- WHAT THE TASK ASKS:
Go through the lines below and copy each one that holds the string "Output".
*** RAW DATA
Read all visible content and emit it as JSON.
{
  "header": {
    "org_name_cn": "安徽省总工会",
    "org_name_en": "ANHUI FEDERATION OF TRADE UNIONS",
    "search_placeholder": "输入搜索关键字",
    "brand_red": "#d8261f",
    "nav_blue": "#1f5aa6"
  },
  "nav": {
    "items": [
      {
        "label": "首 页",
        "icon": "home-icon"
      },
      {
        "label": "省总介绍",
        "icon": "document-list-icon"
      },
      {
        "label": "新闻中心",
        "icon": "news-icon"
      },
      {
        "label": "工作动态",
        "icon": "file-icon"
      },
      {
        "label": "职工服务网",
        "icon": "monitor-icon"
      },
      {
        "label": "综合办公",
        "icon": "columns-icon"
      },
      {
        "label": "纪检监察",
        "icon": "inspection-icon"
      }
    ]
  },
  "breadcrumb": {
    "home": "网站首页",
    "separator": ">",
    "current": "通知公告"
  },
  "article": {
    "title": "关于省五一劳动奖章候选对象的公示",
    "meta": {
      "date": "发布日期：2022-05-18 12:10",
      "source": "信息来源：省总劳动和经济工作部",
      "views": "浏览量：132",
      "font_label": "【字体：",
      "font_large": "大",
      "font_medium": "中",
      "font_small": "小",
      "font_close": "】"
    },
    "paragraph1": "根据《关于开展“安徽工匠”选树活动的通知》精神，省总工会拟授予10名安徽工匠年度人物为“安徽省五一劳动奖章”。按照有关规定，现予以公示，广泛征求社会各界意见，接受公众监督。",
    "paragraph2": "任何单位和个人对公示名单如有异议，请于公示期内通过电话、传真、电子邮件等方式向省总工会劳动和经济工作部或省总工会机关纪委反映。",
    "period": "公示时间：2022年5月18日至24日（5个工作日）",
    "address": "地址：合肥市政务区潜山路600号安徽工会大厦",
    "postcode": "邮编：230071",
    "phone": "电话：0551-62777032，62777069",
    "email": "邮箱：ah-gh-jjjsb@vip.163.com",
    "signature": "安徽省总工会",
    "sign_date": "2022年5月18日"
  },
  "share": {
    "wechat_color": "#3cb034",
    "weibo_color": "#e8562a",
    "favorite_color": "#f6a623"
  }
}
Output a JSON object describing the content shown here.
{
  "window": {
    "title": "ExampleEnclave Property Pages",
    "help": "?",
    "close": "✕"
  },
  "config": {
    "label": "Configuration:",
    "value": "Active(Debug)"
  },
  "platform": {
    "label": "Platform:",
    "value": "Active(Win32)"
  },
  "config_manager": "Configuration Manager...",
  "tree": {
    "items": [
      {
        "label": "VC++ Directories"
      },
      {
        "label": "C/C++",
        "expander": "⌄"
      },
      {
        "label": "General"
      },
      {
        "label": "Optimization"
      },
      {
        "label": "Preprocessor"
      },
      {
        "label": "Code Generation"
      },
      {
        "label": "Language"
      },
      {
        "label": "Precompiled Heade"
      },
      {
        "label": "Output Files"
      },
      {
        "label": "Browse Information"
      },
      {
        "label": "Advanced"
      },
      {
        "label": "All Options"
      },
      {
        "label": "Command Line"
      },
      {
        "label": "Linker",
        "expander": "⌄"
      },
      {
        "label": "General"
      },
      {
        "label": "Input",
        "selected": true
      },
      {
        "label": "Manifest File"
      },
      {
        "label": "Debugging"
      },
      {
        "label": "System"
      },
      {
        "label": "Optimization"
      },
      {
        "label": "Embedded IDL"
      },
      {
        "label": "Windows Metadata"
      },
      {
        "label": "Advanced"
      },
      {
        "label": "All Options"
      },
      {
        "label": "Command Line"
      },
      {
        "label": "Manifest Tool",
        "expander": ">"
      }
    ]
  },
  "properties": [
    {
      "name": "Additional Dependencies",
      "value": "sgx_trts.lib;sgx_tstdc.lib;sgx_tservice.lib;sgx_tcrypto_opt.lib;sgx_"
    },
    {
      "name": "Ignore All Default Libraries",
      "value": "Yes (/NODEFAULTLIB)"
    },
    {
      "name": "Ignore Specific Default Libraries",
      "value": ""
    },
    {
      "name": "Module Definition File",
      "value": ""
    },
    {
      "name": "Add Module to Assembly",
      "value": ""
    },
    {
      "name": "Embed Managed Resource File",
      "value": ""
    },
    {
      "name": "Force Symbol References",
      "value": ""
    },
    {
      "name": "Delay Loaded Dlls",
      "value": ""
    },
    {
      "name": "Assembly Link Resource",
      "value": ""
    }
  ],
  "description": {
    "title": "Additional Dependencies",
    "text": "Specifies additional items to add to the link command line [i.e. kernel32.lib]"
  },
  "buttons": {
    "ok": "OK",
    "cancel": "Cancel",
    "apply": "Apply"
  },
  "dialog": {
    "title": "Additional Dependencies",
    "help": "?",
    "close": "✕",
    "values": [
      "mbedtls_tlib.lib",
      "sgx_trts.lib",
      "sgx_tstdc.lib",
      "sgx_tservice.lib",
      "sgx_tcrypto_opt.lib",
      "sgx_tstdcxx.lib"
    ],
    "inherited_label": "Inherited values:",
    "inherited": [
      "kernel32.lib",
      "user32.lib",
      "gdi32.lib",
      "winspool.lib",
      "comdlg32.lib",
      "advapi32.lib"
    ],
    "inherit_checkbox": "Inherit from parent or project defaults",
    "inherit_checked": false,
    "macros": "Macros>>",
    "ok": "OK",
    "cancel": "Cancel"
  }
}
******
- FINAL ANSWER:
Output a JSON object describing the content shown here.
        "label": "Output Files"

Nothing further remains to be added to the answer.